▶ **Objective**
Reproduce the records below exactly as they appear.

▶ **Provided records**
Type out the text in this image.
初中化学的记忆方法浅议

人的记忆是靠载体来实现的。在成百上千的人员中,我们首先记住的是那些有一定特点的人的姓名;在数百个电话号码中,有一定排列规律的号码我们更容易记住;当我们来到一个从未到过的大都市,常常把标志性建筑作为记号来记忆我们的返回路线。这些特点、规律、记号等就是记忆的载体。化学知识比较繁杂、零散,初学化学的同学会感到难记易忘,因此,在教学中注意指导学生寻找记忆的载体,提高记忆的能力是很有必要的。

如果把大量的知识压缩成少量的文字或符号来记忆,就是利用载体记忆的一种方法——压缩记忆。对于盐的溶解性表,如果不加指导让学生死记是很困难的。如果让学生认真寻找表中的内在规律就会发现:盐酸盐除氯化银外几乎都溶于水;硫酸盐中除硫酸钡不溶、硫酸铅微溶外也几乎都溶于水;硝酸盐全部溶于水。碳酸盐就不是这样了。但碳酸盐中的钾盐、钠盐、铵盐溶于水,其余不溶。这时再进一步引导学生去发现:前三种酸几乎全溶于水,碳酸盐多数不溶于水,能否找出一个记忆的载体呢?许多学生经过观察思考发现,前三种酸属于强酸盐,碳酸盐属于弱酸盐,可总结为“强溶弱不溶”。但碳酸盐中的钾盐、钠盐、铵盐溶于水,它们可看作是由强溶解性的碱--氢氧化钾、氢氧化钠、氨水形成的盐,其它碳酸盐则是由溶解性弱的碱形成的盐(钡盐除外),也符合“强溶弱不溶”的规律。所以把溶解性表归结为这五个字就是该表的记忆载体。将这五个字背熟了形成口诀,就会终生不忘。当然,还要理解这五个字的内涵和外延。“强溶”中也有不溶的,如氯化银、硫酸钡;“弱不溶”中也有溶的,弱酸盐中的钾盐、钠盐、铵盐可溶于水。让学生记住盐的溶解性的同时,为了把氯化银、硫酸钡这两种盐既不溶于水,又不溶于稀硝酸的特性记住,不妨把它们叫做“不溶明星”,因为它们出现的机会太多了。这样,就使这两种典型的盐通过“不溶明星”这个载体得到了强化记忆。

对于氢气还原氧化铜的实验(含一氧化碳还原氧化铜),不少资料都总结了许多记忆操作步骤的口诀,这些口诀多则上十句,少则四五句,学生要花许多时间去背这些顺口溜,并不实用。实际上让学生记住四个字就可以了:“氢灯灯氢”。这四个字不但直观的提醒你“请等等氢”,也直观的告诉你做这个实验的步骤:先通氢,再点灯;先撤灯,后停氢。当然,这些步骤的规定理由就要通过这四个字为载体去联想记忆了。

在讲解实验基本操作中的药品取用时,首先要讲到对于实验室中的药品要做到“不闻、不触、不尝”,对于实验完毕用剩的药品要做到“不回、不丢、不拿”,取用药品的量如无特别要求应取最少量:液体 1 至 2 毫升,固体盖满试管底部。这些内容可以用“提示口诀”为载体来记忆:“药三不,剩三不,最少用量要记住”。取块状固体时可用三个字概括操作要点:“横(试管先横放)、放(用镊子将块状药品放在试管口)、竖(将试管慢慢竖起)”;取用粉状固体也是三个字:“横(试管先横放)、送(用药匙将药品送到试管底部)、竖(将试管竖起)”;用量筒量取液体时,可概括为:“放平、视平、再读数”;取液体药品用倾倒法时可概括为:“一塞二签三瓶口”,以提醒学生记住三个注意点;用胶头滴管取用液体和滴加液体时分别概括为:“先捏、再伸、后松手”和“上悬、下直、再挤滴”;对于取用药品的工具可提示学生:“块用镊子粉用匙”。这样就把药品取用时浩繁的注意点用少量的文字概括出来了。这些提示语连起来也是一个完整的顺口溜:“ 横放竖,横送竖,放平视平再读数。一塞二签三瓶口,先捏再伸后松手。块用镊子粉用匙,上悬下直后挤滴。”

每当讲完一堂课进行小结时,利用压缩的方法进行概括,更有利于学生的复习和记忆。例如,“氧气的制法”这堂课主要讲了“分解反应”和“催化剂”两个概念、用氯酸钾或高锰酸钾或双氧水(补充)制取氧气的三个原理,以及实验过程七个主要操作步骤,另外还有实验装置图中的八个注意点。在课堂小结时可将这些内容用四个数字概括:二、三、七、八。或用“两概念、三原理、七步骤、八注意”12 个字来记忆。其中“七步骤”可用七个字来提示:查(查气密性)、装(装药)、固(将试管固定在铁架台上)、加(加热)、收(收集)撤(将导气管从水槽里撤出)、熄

▶ **Solution to this problem**
Type out the text in this image.
初中化学的记忆方法浅议

人的记忆是靠载体来实现的。在成百上千的人员中,我们首先记住的是那些有一定特点的人的姓名;在数百个电话号码中,有一定排列规律的号码我们更容易记住;当我们来到一个从未到过的大都市,常常把标志性建筑作为记号来记忆我们的返回路线。这些特点、规律、记号等就是记忆的载体。化学知识比较繁杂、零散,初学化学的同学会感到难记易忘,因此,在教学中注意指导学生寻找记忆的载体,提高记忆的能力是很有必要的。

如果把大量的知识压缩成少量的文字或符号来记忆,就是利用载体记忆的一种方法——压缩记忆。对于盐的溶解性表,如果不加指导让学生死记是很困难的。如果让学生认真寻找表中的内在规律就会发现:盐酸盐除氯化银外几乎都溶于水;硫酸盐中除硫酸钡不溶、硫酸铅微溶外也几乎都溶于水;硝酸盐全部溶于水。碳酸盐就不是这样了。但碳酸盐中的钾盐、钠盐、铵盐溶于水,其余不溶。这时再进一步引导学生去发现:前三种酸几乎全溶于水,碳酸盐多数不溶于水,能否找出一个记忆的载体呢?许多学生经过观察思考发现,前三种酸属于强酸盐,碳酸盐属于弱酸盐,可总结为“强溶弱不溶”。但碳酸盐中的钾盐、钠盐、铵盐溶于水,它们可看作是由强溶解性的碱--氢氧化钾、氢氧化钠、氨水形成的盐,其它碳酸盐则是由溶解性弱的碱形成的盐(钡盐除外),也符合“强溶弱不溶”的规律。所以把溶解性表归结为这五个字就是该表的记忆载体。将这五个字背熟了形成口诀,就会终生不忘。当然,还要理解这五个字的内涵和外延。“强溶”中也有不溶的,如氯化银、硫酸钡;“弱不溶”中也有溶的,弱酸盐中的钾盐、钠盐、铵盐可溶于水。让学生记住盐的溶解性的同时,为了把氯化银、硫酸钡这两种盐既不溶于水,又不溶于稀硝酸的特性记住,不妨把它们叫做“不溶明星”,因为它们出现的机会太多了。这样,就使这两种典型的盐通过“不溶明星”这个载体得到了强化记忆。

对于氢气还原氧化铜的实验(含一氧化碳还原氧化铜),不少资料都总结了许多记忆操作步骤的口诀,这些口诀多则上十句,少则四五句,学生要花许多时间去背这些顺口溜,并不实用。实际上让学生记住四个字就可以了:“氢灯灯氢”。这四个字不但直观的提醒你“请等等氢”,也直观的告诉你做这个实验的步骤:先通氢,再点灯;先撤灯,后停氢。当然,这些步骤的规定理由就要通过这四个字为载体去联想记忆了。

在讲解实验基本操作中的药品取用时,首先要讲到对于实验室中的药品要做到“不闻、不触、不尝”,对于实验完毕用剩的药品要做到“不回、不丢、不拿”,取用药品的量如无特别要求应取最少量:液体 1 至 2 毫升,固体盖满试管底部。这些内容可以用“提示口诀”为载体来记忆:“药三不,剩三不,最少用量要记住”。取块状固体时可用三个字概括操作要点:“横(试管先横放)、放(用镊子将块状药品放在试管口)、竖(将试管慢慢竖起)”;取用粉状固体也是三个字:“横(试管先横放)、送(用药匙将药品送到试管底部)、竖(将试管竖起)”;用量筒量取液体时,可概括为:“放平、视平、再读数”;取液体药品用倾倒法时可概括为:“一塞二签三瓶口”,以提醒学生记住三个注意点;用胶头滴管取用液体和滴加液体时分别概括为:“先捏、再伸、后松手”和“上悬、下直、再挤滴”;对于取用药品的工具可提示学生:“块用镊子粉用匙”。这样就把药品取用时浩繁的注意点用少量的文字概括出来了。这些提示语连起来也是一个完整的顺口溜:“ 横放竖,横送竖,放平视平再读数。一塞二签三瓶口,先捏再伸后松手。块用镊子粉用匙,上悬下直后挤滴。”

每当讲完一堂课进行小结时,利用压缩的方法进行概括,更有利于学生的复习和记忆。例如,“氧气的制法”这堂课主要讲了“分解反应”和“催化剂”两个概念、用氯酸钾或高锰酸钾或双氧水(补充)制取氧气的三个原理,以及实验过程七个主要操作步骤,另外还有实验装置图中的八个注意点。在课堂小结时可将这些内容用四个数字概括:二、三、七、八。或用“两概念、三原理、七步骤、八注意”12 个字来记忆。其中“七步骤”可用七个字来提示:查(查气密性)、装(装药)、固(将试管固定在铁架台上)、加(加热)、收(收集)撤(将导气管从水槽里撤出)、熄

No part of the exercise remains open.